Instructions to follow
Scan the listing below for the word "than" and state how many lines hold it. Write nothing but the number.

Dataset rows
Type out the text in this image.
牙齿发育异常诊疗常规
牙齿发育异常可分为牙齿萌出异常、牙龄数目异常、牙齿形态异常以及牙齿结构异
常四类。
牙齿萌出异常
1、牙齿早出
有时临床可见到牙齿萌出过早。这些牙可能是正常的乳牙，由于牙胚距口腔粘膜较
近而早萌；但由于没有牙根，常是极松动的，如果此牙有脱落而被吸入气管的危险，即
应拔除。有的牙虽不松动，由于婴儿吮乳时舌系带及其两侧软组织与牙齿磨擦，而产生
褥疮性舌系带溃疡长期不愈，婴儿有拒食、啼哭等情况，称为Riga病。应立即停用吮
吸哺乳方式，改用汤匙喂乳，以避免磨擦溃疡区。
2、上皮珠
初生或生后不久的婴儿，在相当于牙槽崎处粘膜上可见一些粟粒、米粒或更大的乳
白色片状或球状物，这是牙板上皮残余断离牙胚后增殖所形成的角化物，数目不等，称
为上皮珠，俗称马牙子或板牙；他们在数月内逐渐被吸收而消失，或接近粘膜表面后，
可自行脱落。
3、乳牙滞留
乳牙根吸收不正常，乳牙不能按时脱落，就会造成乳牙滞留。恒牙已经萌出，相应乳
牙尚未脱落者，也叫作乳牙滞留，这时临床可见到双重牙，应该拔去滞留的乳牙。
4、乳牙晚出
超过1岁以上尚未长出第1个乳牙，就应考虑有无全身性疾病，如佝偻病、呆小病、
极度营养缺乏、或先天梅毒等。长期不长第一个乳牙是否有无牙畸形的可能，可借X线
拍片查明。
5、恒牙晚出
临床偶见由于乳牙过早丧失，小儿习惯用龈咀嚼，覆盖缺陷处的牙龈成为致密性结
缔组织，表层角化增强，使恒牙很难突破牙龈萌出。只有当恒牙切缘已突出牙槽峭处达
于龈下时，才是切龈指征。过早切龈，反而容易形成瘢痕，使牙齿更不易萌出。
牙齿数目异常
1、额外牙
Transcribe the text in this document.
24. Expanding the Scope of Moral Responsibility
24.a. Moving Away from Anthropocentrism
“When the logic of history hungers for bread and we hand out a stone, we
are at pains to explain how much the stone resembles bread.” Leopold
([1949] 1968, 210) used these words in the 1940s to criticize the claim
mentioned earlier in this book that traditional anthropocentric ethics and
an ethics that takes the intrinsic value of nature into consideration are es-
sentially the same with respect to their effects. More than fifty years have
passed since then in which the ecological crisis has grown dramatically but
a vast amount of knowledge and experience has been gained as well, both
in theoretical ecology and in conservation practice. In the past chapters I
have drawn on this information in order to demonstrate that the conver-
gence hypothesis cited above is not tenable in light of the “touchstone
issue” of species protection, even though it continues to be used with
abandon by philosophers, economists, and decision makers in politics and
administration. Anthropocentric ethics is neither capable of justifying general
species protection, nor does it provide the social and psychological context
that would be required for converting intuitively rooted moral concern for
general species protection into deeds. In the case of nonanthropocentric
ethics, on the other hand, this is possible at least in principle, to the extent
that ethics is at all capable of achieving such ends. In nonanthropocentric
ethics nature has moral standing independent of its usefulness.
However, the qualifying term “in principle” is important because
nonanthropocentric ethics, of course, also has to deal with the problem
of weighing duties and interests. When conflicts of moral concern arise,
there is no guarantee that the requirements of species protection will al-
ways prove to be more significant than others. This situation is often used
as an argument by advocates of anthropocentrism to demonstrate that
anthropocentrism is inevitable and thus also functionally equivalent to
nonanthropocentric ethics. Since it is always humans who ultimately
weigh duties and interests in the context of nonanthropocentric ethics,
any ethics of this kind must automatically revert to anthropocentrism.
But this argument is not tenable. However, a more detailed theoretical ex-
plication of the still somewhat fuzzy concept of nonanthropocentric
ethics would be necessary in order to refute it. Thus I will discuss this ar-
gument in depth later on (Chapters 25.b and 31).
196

Task answer
2